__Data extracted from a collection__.
⁂

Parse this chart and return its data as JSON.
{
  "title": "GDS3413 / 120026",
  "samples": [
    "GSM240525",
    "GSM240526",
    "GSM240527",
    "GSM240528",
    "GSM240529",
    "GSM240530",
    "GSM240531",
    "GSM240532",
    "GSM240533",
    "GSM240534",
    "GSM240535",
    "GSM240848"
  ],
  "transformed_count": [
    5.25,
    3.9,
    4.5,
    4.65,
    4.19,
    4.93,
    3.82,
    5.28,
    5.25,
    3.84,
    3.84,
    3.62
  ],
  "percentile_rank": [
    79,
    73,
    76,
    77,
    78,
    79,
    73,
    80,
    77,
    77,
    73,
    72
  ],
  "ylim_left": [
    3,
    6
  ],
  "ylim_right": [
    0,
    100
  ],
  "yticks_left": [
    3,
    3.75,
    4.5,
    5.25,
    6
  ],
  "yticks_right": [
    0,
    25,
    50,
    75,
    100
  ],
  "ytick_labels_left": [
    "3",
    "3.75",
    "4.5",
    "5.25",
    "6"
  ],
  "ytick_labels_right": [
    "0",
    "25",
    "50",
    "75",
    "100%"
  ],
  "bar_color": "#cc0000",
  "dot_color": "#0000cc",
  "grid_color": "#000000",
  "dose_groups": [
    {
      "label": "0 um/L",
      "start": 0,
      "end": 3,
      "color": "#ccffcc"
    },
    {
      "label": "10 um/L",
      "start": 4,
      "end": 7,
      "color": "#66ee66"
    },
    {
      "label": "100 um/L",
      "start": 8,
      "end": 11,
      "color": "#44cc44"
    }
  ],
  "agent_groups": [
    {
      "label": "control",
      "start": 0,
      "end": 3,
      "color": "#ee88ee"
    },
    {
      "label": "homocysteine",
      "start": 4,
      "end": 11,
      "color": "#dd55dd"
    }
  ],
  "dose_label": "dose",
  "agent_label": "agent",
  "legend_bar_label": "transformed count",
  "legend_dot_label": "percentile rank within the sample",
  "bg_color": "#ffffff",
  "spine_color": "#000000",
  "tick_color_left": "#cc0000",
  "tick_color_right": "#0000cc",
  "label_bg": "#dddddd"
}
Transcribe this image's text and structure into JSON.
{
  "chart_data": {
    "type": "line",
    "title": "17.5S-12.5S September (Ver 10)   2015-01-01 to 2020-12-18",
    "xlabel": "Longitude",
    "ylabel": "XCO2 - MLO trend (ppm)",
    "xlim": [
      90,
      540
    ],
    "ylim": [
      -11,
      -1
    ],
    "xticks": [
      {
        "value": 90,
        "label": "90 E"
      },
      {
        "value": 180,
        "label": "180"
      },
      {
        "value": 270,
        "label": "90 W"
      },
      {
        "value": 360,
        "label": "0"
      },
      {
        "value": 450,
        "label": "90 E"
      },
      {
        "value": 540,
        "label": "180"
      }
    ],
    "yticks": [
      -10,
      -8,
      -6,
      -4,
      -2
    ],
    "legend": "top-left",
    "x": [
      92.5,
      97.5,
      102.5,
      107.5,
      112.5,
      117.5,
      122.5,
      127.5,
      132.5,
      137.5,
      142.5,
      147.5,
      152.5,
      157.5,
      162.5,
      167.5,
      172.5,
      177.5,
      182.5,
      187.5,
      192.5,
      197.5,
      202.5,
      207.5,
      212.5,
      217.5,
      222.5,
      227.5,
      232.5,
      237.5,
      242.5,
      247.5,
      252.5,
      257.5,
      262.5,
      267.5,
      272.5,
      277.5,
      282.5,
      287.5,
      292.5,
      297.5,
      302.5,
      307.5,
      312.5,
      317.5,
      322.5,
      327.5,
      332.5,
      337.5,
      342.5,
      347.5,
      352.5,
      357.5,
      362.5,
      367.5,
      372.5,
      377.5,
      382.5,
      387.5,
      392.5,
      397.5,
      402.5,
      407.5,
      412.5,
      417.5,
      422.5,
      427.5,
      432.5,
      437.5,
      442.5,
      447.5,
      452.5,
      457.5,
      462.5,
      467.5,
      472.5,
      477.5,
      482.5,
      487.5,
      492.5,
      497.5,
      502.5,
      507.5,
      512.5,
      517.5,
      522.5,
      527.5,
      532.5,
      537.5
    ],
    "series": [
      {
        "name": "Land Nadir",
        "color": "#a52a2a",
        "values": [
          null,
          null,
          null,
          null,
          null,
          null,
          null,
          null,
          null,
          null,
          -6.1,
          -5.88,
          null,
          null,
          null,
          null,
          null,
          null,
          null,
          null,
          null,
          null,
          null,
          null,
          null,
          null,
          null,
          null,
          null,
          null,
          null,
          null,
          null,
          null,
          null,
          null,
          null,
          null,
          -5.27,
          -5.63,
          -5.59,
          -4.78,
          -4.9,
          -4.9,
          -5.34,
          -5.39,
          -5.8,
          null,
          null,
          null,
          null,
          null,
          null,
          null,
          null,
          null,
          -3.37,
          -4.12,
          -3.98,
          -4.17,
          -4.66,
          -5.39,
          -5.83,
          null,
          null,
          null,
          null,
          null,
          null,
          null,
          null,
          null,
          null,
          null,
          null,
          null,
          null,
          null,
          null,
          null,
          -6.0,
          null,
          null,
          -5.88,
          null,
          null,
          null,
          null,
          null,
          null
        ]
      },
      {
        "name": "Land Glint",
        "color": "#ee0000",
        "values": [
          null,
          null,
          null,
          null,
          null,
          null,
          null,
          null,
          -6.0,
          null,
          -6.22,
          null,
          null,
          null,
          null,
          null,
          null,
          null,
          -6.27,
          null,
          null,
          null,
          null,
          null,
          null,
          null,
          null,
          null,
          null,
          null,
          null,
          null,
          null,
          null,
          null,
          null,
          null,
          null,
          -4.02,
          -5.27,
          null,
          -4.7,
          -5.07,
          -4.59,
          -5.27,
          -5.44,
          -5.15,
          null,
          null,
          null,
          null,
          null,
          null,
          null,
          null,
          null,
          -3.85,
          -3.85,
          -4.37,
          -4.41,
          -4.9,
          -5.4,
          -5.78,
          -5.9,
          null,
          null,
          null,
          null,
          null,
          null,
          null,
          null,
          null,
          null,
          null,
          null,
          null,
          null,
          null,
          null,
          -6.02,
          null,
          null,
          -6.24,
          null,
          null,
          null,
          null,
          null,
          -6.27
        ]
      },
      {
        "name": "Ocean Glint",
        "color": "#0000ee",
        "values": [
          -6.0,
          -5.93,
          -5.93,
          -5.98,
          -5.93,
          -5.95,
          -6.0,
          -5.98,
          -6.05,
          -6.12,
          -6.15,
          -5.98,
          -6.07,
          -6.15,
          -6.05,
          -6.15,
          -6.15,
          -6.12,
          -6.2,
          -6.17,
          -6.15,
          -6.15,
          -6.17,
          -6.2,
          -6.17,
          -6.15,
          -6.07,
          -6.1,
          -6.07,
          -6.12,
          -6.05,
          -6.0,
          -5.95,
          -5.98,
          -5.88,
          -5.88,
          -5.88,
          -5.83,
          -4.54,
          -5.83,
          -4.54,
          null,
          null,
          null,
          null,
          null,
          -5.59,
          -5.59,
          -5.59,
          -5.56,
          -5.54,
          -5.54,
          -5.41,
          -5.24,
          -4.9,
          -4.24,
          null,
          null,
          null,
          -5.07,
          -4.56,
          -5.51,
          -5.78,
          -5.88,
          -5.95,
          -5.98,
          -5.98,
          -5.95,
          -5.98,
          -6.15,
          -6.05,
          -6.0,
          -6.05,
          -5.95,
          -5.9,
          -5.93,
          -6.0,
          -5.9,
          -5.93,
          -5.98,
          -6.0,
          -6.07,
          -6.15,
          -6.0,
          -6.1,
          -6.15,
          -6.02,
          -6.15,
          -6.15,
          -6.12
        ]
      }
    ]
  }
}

⁂

__Objective__. Return each entry from above without altering a single character.

__Task output__.
Parse this chart and return its data as JSON.
{
  "title": "GDS3413 / 120026",
  "samples": [
    "GSM240525",
    "GSM240526",
    "GSM240527",
    "GSM240528",
    "GSM240529",
    "GSM240530",
    "GSM240531",
    "GSM240532",
    "GSM240533",
    "GSM240534",
    "GSM240535",
    "GSM240848"
  ],
  "transformed_count": [
    5.25,
    3.9,
    4.5,
    4.65,
    4.19,
    4.93,
    3.82,
    5.28,
    5.25,
    3.84,
    3.84,
    3.62
  ],
  "percentile_rank": [
    79,
    73,
    76,
    77,
    78,
    79,
    73,
    80,
    77,
    77,
    73,
    72
  ],
  "ylim_left": [
    3,
    6
  ],
  "ylim_right": [
    0,
    100
  ],
  "yticks_left": [
    3,
    3.75,
    4.5,
    5.25,
    6
  ],
  "yticks_right": [
    0,
    25,
    50,
    75,
    100
  ],
  "ytick_labels_left": [
    "3",
    "3.75",
    "4.5",
    "5.25",
    "6"
  ],
  "ytick_labels_right": [
    "0",
    "25",
    "50",
    "75",
    "100%"
  ],
  "bar_color": "#cc0000",
  "dot_color": "#0000cc",
  "grid_color": "#000000",
  "dose_groups": [
    {
      "label": "0 um/L",
      "start": 0,
      "end": 3,
      "color": "#ccffcc"
    },
    {
      "label": "10 um/L",
      "start": 4,
      "end": 7,
      "color": "#66ee66"
    },
    {
      "label": "100 um/L",
      "start": 8,
      "end": 11,
      "color": "#44cc44"
    }
  ],
  "agent_groups": [
    {
      "label": "control",
      "start": 0,
      "end": 3,
      "color": "#ee88ee"
    },
    {
      "label": "homocysteine",
      "start": 4,
      "end": 11,
      "color": "#dd55dd"
    }
  ],
  "dose_label": "dose",
  "agent_label": "agent",
  "legend_bar_label": "transformed count",
  "legend_dot_label": "percentile rank within the sample",
  "bg_color": "#ffffff",
  "spine_color": "#000000",
  "tick_color_left": "#cc0000",
  "tick_color_right": "#0000cc",
  "label_bg": "#dddddd"
}
Transcribe this image's text and structure into JSON.
{
  "chart_data": {
    "type": "line",
    "title": "17.5S-12.5S September (Ver 10)   2015-01-01 to 2020-12-18",
    "xlabel": "Longitude",
    "ylabel": "XCO2 - MLO trend (ppm)",
    "xlim": [
      90,
      540
    ],
    "ylim": [
      -11,
      -1
    ],
    "xticks": [
      {
        "value": 90,
        "label": "90 E"
      },
      {
        "value": 180,
        "label": "180"
      },
      {
        "value": 270,
        "label": "90 W"
      },
      {
        "value": 360,
        "label": "0"
      },
      {
        "value": 450,
        "label": "90 E"
      },
      {
        "value": 540,
        "label": "180"
      }
    ],
    "yticks": [
      -10,
      -8,
      -6,
      -4,
      -2
    ],
    "legend": "top-left",
    "x": [
      92.5,
      97.5,
      102.5,
      107.5,
      112.5,
      117.5,
      122.5,
      127.5,
      132.5,
      137.5,
      142.5,
      147.5,
      152.5,
      157.5,
      162.5,
      167.5,
      172.5,
      177.5,
      182.5,
      187.5,
      192.5,
      197.5,
      202.5,
      207.5,
      212.5,
      217.5,
      222.5,
      227.5,
      232.5,
      237.5,
      242.5,
      247.5,
      252.5,
      257.5,
      262.5,
      267.5,
      272.5,
      277.5,
      282.5,
      287.5,
      292.5,
      297.5,
      302.5,
      307.5,
      312.5,
      317.5,
      322.5,
      327.5,
      332.5,
      337.5,
      342.5,
      347.5,
      352.5,
      357.5,
      362.5,
      367.5,
      372.5,
      377.5,
      382.5,
      387.5,
      392.5,
      397.5,
      402.5,
      407.5,
      412.5,
      417.5,
      422.5,
      427.5,
      432.5,
      437.5,
      442.5,
      447.5,
      452.5,
      457.5,
      462.5,
      467.5,
      472.5,
      477.5,
      482.5,
      487.5,
      492.5,
      497.5,
      502.5,
      507.5,
      512.5,
      517.5,
      522.5,
      527.5,
      532.5,
      537.5
    ],
    "series": [
      {
        "name": "Land Nadir",
        "color": "#a52a2a",
        "values": [
          null,
          null,
          null,
          null,
          null,
          null,
          null,
          null,
          null,
          null,
          -6.1,
          -5.88,
          null,
          null,
          null,
          null,
          null,
          null,
          null,
          null,
          null,
          null,
          null,
          null,
          null,
          null,
          null,
          null,
          null,
          null,
          null,
          null,
          null,
          null,
          null,
          null,
          null,
          null,
          -5.27,
          -5.63,
          -5.59,
          -4.78,
          -4.9,
          -4.9,
          -5.34,
          -5.39,
          -5.8,
          null,
          null,
          null,
          null,
          null,
          null,
          null,
          null,
          null,
          -3.37,
          -4.12,
          -3.98,
          -4.17,
          -4.66,
          -5.39,
          -5.83,
          null,
          null,
          null,
          null,
          null,
          null,
          null,
          null,
          null,
          null,
          null,
          null,
          null,
          null,
          null,
          null,
          null,
          -6.0,
          null,
          null,
          -5.88,
          null,
          null,
          null,
          null,
          null,
          null
        ]
      },
      {
        "name": "Land Glint",
        "color": "#ee0000",
        "values": [
          null,
          null,
          null,
          null,
          null,
          null,
          null,
          null,
          -6.0,
          null,
          -6.22,
          null,
          null,
          null,
          null,
          null,
          null,
          null,
          -6.27,
          null,
          null,
          null,
          null,
          null,
          null,
          null,
          null,
          null,
          null,
          null,
          null,
          null,
          null,
          null,
          null,
          null,
          null,
          null,
          -4.02,
          -5.27,
          null,
          -4.7,
          -5.07,
          -4.59,
          -5.27,
          -5.44,
          -5.15,
          null,
          null,
          null,
          null,
          null,
          null,
          null,
          null,
          null,
          -3.85,
          -3.85,
          -4.37,
          -4.41,
          -4.9,
          -5.4,
          -5.78,
          -5.9,
          null,
          null,
          null,
          null,
          null,
          null,
          null,
          null,
          null,
          null,
          null,
          null,
          null,
          null,
          null,
          null,
          -6.02,
          null,
          null,
          -6.24,
          null,
          null,
          null,
          null,
          null,
          -6.27
        ]
      },
      {
        "name": "Ocean Glint",
        "color": "#0000ee",
        "values": [
          -6.0,
          -5.93,
          -5.93,
          -5.98,
          -5.93,
          -5.95,
          -6.0,
          -5.98,
          -6.05,
          -6.12,
          -6.15,
          -5.98,
          -6.07,
          -6.15,
          -6.05,
          -6.15,
          -6.15,
          -6.12,
          -6.2,
          -6.17,
          -6.15,
          -6.15,
          -6.17,
          -6.2,
          -6.17,
          -6.15,
          -6.07,
          -6.1,
          -6.07,
          -6.12,
          -6.05,
          -6.0,
          -5.95,
          -5.98,
          -5.88,
          -5.88,
          -5.88,
          -5.83,
          -4.54,
          -5.83,
          -4.54,
          null,
          null,
          null,
          null,
          null,
          -5.59,
          -5.59,
          -5.59,
          -5.56,
          -5.54,
          -5.54,
          -5.41,
          -5.24,
          -4.9,
          -4.24,
          null,
          null,
          null,
          -5.07,
          -4.56,
          -5.51,
          -5.78,
          -5.88,
          -5.95,
          -5.98,
          -5.98,
          -5.95,
          -5.98,
          -6.15,
          -6.05,
          -6.0,
          -6.05,
          -5.95,
          -5.9,
          -5.93,
          -6.0,
          -5.9,
          -5.93,
          -5.98,
          -6.0,
          -6.07,
          -6.15,
          -6.0,
          -6.1,
          -6.15,
          -6.02,
          -6.15,
          -6.15,
          -6.12
        ]
      }
    ]
  }
}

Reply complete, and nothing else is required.